[Records that describe figures]
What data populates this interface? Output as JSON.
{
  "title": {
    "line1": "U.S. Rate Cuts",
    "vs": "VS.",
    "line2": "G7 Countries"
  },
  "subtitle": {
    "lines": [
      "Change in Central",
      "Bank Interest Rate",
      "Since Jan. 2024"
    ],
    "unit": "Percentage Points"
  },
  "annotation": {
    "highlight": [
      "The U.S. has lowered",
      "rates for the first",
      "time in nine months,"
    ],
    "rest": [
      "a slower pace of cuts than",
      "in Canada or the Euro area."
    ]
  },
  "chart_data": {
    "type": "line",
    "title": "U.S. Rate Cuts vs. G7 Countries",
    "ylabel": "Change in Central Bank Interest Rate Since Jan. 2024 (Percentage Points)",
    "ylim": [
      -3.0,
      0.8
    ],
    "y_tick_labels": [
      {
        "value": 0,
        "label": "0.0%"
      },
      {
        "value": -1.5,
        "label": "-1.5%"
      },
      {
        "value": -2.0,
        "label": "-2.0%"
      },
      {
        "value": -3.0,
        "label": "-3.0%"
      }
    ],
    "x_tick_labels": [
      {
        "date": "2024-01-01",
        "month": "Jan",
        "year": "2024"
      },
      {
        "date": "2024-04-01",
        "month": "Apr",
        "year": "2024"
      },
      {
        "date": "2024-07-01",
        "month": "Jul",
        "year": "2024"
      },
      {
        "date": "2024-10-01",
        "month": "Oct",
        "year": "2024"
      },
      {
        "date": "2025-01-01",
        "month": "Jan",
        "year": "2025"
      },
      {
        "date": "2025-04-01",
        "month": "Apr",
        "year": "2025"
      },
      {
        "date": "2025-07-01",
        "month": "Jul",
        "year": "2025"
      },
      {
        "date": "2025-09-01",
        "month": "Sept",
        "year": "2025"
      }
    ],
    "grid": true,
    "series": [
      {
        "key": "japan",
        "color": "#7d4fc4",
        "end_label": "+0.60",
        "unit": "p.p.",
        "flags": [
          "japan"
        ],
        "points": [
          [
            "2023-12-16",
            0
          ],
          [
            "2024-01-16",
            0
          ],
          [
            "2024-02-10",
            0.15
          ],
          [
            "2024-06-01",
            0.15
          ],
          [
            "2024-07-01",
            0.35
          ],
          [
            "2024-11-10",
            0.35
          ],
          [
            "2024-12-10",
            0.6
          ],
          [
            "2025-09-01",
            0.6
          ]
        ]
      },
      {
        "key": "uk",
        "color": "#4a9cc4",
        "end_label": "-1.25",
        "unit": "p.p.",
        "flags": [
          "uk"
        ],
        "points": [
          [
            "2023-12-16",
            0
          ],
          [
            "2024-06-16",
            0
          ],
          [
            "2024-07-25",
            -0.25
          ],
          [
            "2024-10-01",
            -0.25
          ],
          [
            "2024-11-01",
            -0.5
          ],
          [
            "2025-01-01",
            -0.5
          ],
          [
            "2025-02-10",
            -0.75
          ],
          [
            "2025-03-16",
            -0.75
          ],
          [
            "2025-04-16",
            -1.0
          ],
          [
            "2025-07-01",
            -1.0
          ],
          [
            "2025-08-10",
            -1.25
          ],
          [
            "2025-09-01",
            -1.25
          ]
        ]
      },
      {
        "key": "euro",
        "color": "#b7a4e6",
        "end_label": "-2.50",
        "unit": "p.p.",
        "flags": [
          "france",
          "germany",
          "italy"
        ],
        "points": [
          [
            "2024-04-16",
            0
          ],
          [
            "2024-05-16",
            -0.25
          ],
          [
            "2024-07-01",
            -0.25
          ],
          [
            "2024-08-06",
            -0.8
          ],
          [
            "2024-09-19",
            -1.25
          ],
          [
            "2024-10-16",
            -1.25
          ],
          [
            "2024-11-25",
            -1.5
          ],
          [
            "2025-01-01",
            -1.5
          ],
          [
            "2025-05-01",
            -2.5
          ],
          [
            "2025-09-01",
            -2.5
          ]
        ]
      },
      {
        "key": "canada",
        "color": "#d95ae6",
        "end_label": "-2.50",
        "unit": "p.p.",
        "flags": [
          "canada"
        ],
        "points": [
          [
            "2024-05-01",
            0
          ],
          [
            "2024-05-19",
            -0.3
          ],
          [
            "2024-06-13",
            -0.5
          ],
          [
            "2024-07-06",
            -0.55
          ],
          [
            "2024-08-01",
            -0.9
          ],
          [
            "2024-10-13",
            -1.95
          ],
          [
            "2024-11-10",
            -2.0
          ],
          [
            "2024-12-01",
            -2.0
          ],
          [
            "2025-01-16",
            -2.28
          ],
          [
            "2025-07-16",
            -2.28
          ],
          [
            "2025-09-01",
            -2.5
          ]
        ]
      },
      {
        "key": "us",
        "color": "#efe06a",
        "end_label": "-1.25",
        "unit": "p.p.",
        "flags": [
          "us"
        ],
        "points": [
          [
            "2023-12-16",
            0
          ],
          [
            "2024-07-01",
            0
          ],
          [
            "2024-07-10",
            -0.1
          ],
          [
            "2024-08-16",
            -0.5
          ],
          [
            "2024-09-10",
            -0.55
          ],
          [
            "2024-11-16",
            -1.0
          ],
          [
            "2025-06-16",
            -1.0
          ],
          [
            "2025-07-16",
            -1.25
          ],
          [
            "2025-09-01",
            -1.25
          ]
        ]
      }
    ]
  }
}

Stated task: Using the records above, gather all lines where the string "Change" is present.

Output of the task:
      "Change in Central",
    "ylabel": "Change in Central Bank Interest Rate Since Jan. 2024 (Percentage Points)",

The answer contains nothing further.